Task details: Within the material below, find each line bearing the word "title" and present it.

Exercise materials:
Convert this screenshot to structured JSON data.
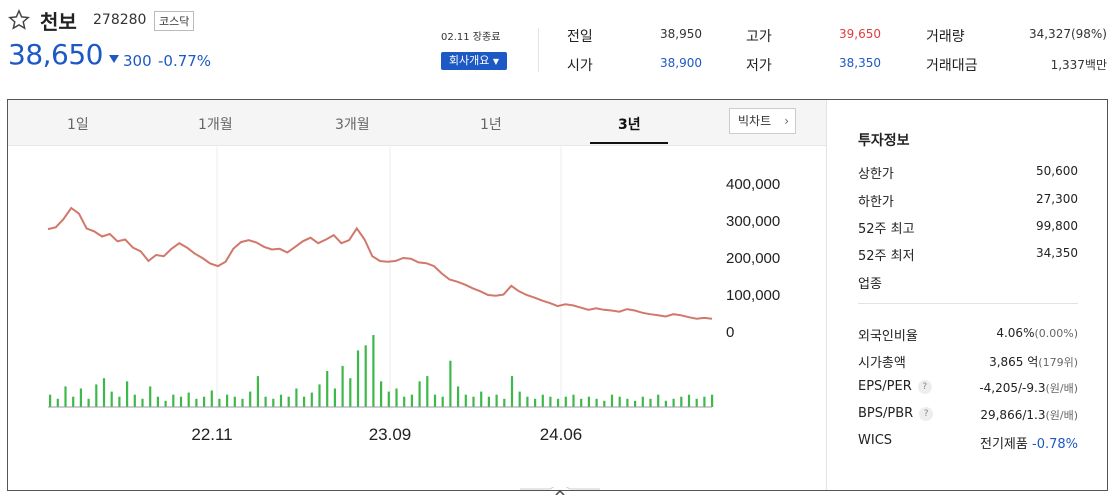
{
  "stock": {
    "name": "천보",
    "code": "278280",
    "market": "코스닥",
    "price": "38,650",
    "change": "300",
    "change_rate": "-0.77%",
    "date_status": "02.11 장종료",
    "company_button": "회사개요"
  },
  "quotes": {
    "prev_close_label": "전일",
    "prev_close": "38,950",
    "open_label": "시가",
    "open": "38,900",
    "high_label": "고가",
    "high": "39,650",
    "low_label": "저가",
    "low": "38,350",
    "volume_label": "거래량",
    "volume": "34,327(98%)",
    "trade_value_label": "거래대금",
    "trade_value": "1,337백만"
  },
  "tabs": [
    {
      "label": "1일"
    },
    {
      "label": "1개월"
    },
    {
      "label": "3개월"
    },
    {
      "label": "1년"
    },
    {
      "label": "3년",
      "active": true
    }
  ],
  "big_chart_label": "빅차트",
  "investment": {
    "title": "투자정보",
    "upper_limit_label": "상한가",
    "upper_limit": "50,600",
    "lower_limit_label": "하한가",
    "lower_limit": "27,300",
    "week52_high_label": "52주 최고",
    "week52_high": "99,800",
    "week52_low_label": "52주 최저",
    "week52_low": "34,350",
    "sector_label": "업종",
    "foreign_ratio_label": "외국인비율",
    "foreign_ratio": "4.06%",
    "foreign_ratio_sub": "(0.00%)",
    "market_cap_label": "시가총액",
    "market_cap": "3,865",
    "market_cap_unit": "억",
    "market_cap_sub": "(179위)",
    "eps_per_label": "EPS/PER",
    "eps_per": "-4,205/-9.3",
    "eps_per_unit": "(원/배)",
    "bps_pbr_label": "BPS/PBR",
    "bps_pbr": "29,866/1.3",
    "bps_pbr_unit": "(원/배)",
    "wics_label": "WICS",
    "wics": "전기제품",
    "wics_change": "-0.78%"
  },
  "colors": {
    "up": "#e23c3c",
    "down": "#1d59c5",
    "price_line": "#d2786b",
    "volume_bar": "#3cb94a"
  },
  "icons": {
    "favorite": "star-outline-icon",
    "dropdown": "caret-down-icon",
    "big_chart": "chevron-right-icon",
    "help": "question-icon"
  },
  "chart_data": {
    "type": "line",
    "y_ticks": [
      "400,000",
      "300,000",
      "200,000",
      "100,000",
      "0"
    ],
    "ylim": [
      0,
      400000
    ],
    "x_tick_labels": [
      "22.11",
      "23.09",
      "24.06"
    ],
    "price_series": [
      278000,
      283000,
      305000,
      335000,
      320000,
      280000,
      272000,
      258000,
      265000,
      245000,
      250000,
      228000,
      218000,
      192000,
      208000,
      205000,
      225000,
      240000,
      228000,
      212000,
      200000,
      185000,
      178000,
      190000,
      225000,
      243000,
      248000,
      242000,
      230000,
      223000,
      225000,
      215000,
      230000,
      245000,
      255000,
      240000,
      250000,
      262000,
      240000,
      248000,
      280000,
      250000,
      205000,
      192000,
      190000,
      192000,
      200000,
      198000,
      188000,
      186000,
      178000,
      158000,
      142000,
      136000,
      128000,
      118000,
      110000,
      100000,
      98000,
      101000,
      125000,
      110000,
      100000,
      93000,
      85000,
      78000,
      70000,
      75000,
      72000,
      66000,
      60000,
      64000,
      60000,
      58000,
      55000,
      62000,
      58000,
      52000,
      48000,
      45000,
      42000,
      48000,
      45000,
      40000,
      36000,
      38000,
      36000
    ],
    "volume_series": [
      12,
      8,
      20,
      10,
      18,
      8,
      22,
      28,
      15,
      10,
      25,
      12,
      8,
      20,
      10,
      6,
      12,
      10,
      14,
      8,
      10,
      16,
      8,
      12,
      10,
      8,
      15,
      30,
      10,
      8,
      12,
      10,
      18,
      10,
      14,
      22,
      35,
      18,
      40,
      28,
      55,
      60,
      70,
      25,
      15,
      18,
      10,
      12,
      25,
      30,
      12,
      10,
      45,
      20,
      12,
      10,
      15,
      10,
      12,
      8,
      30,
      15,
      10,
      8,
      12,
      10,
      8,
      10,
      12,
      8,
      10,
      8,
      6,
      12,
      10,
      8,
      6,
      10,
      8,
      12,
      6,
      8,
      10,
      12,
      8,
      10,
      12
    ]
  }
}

--

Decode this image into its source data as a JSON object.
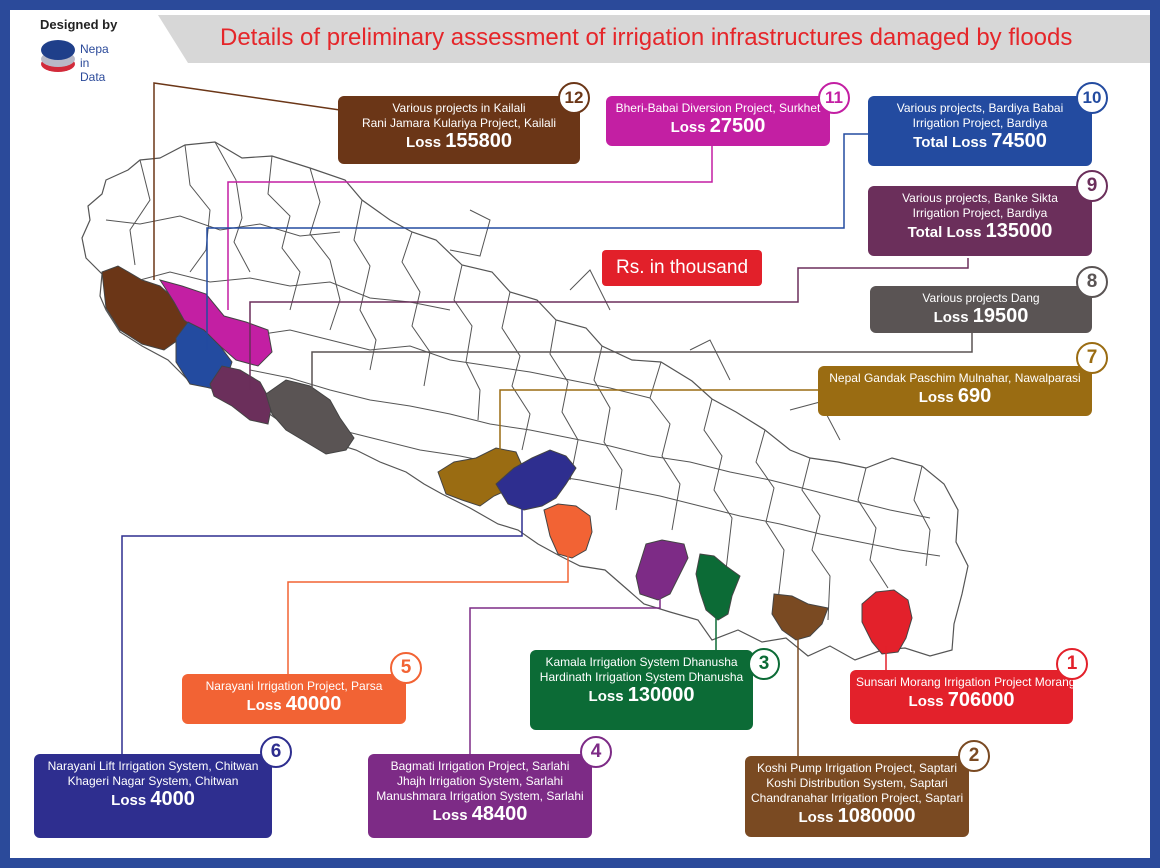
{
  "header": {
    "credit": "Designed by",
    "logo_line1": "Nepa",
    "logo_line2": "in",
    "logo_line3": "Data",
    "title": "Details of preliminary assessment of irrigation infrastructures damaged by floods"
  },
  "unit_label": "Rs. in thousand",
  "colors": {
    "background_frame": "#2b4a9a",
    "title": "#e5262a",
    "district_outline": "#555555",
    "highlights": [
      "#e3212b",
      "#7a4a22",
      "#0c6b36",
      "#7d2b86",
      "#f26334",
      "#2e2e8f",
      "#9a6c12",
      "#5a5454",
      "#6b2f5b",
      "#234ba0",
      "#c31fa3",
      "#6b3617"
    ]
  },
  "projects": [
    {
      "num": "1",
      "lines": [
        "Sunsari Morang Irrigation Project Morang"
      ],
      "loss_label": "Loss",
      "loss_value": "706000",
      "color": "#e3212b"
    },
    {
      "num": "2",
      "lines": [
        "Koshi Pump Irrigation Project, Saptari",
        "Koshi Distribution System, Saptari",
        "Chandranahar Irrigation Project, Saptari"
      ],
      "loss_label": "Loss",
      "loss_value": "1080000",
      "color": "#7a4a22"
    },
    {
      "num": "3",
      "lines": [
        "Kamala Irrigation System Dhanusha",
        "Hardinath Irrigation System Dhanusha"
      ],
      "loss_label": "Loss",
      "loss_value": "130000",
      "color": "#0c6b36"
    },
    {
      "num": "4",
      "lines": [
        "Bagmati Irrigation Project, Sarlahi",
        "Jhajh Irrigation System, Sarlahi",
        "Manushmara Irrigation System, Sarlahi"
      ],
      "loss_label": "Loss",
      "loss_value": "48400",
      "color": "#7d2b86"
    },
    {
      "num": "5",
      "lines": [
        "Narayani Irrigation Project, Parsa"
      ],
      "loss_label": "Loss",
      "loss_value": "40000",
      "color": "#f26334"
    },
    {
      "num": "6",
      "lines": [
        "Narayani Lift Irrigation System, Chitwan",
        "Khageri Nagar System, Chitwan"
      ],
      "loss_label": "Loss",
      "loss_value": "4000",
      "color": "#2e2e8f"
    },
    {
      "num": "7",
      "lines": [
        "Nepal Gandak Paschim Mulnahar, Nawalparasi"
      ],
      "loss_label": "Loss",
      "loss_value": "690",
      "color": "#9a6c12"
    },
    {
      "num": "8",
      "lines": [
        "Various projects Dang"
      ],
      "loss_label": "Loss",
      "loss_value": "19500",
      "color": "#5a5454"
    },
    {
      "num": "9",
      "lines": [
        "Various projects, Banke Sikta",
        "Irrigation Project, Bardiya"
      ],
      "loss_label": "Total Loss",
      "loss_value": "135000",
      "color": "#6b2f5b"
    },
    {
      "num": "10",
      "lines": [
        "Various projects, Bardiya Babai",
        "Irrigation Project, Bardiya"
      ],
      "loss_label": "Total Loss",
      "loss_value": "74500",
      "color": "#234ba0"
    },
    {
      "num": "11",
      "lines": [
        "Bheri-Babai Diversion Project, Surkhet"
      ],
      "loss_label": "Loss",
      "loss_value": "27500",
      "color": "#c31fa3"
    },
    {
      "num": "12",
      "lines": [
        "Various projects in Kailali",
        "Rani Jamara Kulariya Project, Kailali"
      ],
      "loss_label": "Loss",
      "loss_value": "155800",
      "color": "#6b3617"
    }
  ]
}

* * *

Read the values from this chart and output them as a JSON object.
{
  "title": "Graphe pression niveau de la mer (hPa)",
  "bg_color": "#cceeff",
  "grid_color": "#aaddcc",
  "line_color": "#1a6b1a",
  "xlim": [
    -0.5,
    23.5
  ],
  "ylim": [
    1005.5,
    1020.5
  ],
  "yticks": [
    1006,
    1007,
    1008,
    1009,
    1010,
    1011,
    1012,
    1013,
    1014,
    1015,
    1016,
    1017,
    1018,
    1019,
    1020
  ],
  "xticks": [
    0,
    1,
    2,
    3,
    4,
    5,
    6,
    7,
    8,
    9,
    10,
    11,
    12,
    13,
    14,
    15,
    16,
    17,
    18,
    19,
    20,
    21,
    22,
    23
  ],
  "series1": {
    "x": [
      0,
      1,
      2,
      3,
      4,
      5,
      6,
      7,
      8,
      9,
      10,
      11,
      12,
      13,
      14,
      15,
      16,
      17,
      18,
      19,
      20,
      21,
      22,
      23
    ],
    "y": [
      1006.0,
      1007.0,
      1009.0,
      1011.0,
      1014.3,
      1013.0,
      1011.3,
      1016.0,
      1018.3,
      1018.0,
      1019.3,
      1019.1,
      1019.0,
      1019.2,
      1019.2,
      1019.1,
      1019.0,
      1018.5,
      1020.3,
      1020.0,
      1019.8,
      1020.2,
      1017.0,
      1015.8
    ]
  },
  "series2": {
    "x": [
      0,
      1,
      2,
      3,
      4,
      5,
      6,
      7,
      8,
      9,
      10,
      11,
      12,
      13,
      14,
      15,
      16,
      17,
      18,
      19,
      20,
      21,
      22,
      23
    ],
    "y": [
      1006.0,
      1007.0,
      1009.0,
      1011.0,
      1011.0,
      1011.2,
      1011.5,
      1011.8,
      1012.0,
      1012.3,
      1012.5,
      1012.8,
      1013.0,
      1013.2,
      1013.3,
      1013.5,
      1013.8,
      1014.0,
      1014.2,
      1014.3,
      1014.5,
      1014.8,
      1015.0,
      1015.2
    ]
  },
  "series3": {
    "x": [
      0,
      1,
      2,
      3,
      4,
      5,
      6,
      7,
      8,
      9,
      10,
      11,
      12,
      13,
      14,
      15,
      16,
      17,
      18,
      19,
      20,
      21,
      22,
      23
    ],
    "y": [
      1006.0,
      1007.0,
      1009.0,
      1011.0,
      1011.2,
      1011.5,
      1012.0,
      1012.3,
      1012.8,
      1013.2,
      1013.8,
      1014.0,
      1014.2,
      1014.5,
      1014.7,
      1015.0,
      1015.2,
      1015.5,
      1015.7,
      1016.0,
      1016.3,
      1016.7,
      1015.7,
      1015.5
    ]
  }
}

Worked answer:
    "title": "투자정보",
    "title": "Details of preliminary assessment of irrigation infrastructures damaged by floods"
    "title": "#e5262a",
  "title": "Graphe pression niveau de la mer (hPa)",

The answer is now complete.